### [Instructions for the task]
Reproduce all entries word for word.

### [Data section]
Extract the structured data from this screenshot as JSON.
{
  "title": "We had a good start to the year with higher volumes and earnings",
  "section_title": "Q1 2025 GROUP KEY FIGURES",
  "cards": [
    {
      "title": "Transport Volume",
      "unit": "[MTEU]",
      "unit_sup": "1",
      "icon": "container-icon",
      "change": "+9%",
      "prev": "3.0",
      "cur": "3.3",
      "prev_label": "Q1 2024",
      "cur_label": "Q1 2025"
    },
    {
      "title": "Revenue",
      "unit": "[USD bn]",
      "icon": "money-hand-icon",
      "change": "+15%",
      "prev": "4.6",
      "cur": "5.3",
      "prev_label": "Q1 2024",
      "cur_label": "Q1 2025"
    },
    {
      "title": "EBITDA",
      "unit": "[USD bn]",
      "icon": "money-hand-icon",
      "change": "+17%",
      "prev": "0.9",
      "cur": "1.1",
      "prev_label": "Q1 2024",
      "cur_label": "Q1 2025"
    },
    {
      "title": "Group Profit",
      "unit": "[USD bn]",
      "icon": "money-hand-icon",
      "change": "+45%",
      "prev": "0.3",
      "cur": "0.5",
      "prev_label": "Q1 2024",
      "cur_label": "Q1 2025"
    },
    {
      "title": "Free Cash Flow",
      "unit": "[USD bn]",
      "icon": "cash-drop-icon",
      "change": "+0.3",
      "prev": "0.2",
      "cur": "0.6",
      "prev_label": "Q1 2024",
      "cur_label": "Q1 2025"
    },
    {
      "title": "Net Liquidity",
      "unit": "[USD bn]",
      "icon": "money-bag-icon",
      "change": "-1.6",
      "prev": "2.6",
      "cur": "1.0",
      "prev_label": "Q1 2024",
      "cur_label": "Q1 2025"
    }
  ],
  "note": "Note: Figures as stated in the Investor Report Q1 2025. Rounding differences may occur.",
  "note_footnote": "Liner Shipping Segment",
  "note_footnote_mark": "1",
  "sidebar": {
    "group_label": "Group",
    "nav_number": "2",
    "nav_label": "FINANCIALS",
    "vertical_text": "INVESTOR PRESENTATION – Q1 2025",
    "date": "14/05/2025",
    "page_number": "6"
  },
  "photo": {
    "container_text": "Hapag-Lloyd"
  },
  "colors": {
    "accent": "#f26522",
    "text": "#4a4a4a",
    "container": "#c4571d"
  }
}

### [Worked solution]
Extract the structured data from this screenshot as JSON.
{
  "title": "We had a good start to the year with higher volumes and earnings",
  "section_title": "Q1 2025 GROUP KEY FIGURES",
  "cards": [
    {
      "title": "Transport Volume",
      "unit": "[MTEU]",
      "unit_sup": "1",
      "icon": "container-icon",
      "change": "+9%",
      "prev": "3.0",
      "cur": "3.3",
      "prev_label": "Q1 2024",
      "cur_label": "Q1 2025"
    },
    {
      "title": "Revenue",
      "unit": "[USD bn]",
      "icon": "money-hand-icon",
      "change": "+15%",
      "prev": "4.6",
      "cur": "5.3",
      "prev_label": "Q1 2024",
      "cur_label": "Q1 2025"
    },
    {
      "title": "EBITDA",
      "unit": "[USD bn]",
      "icon": "money-hand-icon",
      "change": "+17%",
      "prev": "0.9",
      "cur": "1.1",
      "prev_label": "Q1 2024",
      "cur_label": "Q1 2025"
    },
    {
      "title": "Group Profit",
      "unit": "[USD bn]",
      "icon": "money-hand-icon",
      "change": "+45%",
      "prev": "0.3",
      "cur": "0.5",
      "prev_label": "Q1 2024",
      "cur_label": "Q1 2025"
    },
    {
      "title": "Free Cash Flow",
      "unit": "[USD bn]",
      "icon": "cash-drop-icon",
      "change": "+0.3",
      "prev": "0.2",
      "cur": "0.6",
      "prev_label": "Q1 2024",
      "cur_label": "Q1 2025"
    },
    {
      "title": "Net Liquidity",
      "unit": "[USD bn]",
      "icon": "money-bag-icon",
      "change": "-1.6",
      "prev": "2.6",
      "cur": "1.0",
      "prev_label": "Q1 2024",
      "cur_label": "Q1 2025"
    }
  ],
  "note": "Note: Figures as stated in the Investor Report Q1 2025. Rounding differences may occur.",
  "note_footnote": "Liner Shipping Segment",
  "note_footnote_mark": "1",
  "sidebar": {
    "group_label": "Group",
    "nav_number": "2",
    "nav_label": "FINANCIALS",
    "vertical_text": "INVESTOR PRESENTATION – Q1 2025",
    "date": "14/05/2025",
    "page_number": "6"
  },
  "photo": {
    "container_text": "Hapag-Lloyd"
  },
  "colors": {
    "accent": "#f26522",
    "text": "#4a4a4a",
    "container": "#c4571d"
  }
}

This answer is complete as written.